Study text »

One skilled in the art can readily predict substitutions in
antisense sequences which are likely to maintain such
complementarity and hybridization with target mRNA.
[0033] RNA interference ("RNAi") refers to the process of
sequence-specific post-transcriptional gene silencing in animals
mediated by short interfering RNAs (siRNAs) (Fire et al., 1998,
Nature, 391, 806). The corresponding process in plants is commonly
referred to as post-transcriptional gene silencing or RNA silencing
and is also referred to as quelling in fungi. The process of
post-transcriptional gene silencing is thought to be an
evolutionarily-conserved cellular defense mechanism used to prevent
the expression of foreign genes and is commonly shared by diverse
flora and phyla (Fire et al., 1999, Trends Genet., 15, 358). Such
protection from foreign gene expression may have evolved in
response to the production of double-stranded RNAs (dsRNAs) derived
from viral infection or from the random integration of transposon
elements into a host genome via a cellular response that
specifically destroys homologous single-stranded RNA or viral
genomic RNA.
[0034] The process of RNAi begins by the presence of a long dsRNA
in a cell, wherein the dsRNA comprises a sense RNA having a
sequence homologous to the target gene mRNA and antisense RNA
having a sequence complementary to a homologous sequence of the
sense RNA. The presence of dsRNA stimulates the activity of a
ribonuclease III enzyme referred to as Dicer. Dicer is involved in
the processing of the dsRNA into short pieces of dsRNA known as
short interfering RNAs (siRNAs) (Berstein et al., 2001, Nature,
409, 363). Short interfering RNAs derived from Dicer activity are
typically about 21 to about 23 nucleotides in length and comprise
about 19 base pair duplexes (Elbashir et al., 2001, Genes Dev., 15,
188). siRNAs in turn stimulate RNA-induced silencing complex (RISC)

Assignment » Please copy the RNA interference passage above word for word, from its first line to its last.

Supplied entries »
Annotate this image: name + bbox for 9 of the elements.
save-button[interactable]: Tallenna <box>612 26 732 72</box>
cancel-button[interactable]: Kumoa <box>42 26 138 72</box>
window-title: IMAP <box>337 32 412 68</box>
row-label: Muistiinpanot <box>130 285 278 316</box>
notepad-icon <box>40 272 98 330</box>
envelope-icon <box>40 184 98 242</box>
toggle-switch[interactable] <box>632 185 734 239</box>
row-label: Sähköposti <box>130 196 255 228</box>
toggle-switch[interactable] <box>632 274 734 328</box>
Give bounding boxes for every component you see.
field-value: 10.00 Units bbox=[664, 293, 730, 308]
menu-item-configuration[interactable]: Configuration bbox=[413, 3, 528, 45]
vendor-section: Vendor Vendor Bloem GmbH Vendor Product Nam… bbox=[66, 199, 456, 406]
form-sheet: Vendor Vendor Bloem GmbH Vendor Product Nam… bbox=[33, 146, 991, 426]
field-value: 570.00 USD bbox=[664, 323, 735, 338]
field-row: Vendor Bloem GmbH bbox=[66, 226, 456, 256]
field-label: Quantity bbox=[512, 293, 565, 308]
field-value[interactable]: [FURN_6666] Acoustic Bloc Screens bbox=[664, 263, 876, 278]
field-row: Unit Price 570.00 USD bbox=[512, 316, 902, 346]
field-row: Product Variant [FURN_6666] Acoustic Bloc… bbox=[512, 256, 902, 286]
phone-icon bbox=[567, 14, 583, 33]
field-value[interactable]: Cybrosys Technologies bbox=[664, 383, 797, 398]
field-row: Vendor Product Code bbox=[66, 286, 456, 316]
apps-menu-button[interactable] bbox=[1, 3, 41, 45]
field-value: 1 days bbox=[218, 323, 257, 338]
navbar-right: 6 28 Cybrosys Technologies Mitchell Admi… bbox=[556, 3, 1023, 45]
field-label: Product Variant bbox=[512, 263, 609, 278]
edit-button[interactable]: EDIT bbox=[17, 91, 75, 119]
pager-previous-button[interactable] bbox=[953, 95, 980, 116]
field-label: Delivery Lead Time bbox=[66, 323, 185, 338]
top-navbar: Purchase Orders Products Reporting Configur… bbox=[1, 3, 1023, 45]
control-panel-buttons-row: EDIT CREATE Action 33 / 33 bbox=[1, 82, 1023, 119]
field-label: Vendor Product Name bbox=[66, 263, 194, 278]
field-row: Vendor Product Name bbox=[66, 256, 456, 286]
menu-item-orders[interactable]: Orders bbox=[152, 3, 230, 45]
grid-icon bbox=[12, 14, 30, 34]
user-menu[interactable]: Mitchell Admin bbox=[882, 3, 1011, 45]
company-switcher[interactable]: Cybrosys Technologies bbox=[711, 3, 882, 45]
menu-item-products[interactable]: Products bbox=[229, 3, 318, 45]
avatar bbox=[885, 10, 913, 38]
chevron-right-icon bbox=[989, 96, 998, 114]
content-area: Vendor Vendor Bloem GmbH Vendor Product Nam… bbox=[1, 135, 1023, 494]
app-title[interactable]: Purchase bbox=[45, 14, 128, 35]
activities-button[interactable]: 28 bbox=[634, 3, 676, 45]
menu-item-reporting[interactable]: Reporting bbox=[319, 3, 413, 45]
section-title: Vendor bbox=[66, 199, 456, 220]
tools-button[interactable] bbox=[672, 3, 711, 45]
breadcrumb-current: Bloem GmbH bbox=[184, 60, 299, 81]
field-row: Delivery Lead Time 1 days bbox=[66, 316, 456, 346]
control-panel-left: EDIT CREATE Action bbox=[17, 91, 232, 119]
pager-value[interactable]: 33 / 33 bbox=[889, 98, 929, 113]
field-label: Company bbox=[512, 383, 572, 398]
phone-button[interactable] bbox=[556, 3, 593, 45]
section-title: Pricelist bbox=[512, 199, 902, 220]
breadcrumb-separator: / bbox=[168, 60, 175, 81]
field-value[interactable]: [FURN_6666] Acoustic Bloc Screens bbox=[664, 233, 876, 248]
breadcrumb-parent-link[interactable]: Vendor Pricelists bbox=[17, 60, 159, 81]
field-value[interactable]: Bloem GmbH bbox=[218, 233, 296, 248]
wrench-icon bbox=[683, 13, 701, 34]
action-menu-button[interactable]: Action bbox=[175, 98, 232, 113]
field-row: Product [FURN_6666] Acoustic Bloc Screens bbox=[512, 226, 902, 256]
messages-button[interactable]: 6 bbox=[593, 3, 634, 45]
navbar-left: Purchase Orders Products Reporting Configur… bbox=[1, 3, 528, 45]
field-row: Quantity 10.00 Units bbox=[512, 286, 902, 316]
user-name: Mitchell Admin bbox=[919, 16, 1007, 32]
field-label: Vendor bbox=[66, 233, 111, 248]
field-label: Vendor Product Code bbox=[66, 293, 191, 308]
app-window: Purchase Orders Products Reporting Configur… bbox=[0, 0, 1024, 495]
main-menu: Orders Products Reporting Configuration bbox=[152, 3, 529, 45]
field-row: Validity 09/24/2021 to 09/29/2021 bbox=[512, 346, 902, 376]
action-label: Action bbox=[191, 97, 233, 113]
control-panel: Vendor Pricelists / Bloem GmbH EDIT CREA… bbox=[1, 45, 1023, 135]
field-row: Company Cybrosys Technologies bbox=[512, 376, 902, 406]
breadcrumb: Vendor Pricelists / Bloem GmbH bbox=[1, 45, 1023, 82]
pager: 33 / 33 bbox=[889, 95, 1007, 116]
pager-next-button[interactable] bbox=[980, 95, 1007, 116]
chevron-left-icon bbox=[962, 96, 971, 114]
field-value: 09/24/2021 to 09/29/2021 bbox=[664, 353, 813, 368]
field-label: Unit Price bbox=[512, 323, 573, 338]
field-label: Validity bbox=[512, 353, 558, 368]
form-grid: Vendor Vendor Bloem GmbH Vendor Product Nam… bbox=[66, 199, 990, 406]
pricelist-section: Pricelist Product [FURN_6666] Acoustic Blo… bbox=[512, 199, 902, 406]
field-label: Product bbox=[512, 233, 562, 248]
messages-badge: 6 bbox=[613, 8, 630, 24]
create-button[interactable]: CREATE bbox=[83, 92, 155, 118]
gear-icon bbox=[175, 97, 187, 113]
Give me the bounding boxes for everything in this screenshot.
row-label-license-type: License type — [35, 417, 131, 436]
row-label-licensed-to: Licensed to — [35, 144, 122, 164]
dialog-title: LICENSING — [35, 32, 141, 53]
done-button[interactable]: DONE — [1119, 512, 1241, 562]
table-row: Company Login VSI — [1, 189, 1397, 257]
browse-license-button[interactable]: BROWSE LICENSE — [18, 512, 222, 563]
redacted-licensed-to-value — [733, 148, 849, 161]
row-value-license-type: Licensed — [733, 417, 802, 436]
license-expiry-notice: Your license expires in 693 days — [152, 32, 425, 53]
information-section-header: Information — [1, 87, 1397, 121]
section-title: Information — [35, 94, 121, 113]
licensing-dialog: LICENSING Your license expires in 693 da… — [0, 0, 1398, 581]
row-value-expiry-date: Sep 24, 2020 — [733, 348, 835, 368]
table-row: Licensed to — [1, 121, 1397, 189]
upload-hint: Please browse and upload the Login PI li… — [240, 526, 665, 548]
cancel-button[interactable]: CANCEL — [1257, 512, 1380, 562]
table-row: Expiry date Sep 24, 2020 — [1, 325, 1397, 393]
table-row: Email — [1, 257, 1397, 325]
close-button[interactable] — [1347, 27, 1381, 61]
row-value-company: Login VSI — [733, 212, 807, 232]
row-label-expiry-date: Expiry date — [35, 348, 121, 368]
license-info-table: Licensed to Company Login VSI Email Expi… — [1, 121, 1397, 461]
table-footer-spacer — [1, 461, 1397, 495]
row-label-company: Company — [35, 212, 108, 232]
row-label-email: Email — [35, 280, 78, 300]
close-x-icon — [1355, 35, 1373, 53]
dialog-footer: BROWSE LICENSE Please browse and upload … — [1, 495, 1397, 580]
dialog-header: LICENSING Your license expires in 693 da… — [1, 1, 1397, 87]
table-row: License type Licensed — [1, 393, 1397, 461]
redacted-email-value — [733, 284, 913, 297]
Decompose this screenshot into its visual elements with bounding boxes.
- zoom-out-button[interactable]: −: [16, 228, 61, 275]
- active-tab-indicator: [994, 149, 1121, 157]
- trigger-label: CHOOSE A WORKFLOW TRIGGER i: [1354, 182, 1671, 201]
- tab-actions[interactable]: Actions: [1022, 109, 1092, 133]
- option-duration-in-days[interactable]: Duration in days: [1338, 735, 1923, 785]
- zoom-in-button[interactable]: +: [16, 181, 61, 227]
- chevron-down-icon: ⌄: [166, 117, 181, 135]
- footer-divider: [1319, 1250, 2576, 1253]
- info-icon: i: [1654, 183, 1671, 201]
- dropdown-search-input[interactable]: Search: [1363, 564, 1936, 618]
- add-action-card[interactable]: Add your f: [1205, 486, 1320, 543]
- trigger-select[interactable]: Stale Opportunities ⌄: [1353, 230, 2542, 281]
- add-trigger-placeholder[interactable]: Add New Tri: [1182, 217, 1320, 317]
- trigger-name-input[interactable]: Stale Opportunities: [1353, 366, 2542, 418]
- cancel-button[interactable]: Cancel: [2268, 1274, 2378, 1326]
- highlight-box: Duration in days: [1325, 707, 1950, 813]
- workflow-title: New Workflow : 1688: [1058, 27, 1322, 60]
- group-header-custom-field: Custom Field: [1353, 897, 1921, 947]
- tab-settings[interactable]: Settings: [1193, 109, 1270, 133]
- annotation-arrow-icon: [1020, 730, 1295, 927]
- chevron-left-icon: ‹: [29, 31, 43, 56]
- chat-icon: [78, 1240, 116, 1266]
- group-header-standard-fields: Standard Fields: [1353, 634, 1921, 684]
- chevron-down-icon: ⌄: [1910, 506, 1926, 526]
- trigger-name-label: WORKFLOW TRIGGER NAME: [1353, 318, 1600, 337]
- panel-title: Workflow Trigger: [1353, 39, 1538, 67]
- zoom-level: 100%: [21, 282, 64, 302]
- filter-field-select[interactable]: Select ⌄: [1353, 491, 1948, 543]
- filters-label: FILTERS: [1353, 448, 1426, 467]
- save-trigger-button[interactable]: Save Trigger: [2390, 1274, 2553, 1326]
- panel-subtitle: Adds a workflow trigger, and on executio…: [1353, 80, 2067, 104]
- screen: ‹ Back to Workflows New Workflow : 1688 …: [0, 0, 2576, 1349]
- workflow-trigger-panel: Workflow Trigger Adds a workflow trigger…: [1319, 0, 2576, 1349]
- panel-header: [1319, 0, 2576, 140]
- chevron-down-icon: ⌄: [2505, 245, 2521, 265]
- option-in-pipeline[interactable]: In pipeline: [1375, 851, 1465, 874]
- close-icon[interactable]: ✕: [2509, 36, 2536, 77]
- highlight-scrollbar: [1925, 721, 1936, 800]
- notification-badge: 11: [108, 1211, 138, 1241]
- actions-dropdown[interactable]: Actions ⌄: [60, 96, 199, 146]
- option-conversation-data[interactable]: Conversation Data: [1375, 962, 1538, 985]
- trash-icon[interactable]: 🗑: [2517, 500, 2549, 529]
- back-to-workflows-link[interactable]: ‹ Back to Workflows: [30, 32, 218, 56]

Task response »
One skilled in the art can readily predict substitutions in
antisense sequences which are likely to maintain such
complementarity and hybridization with target mRNA.
[0033] RNA interference ("RNAi") refers to the process of
sequence-specific post-transcriptional gene silencing in animals
mediated by short interfering RNAs (siRNAs) (Fire et al., 1998,
Nature, 391, 806). The corresponding process in plants is commonly
referred to as post-transcriptional gene silencing or RNA silencing
and is also referred to as quelling in fungi. The process of
post-transcriptional gene silencing is thought to be an
evolutionarily-conserved cellular defense mechanism used to prevent
the expression of foreign genes and is commonly shared by diverse
flora and phyla (Fire et al., 1999, Trends Genet., 15, 358). Such
protection from foreign gene expression may have evolved in
response to the production of double-stranded RNAs (dsRNAs) derived
from viral infection or from the random integration of transposon
elements into a host genome via a cellular response that
specifically destroys homologous single-stranded RNA or viral
genomic RNA.
[0034] The process of RNAi begins by the presence of a long dsRNA
in a cell, wherein the dsRNA comprises a sense RNA having a
sequence homologous to the target gene mRNA and antisense RNA
having a sequence complementary to a homologous sequence of the
sense RNA. The presence of dsRNA stimulates the activity of a
ribonuclease III enzyme referred to as Dicer. Dicer is involved in
the processing of the dsRNA into short pieces of dsRNA known as
short interfering RNAs (siRNAs) (Berstein et al., 2001, Nature,
409, 363). Short interfering RNAs derived from Dicer activity are
typically about 21 to about 23 nucleotides in length and comprise
about 19 base pair duplexes (Elbashir et al., 2001, Genes Dev., 15,
188). siRNAs in turn stimulate RNA-induced silencing complex (RISC)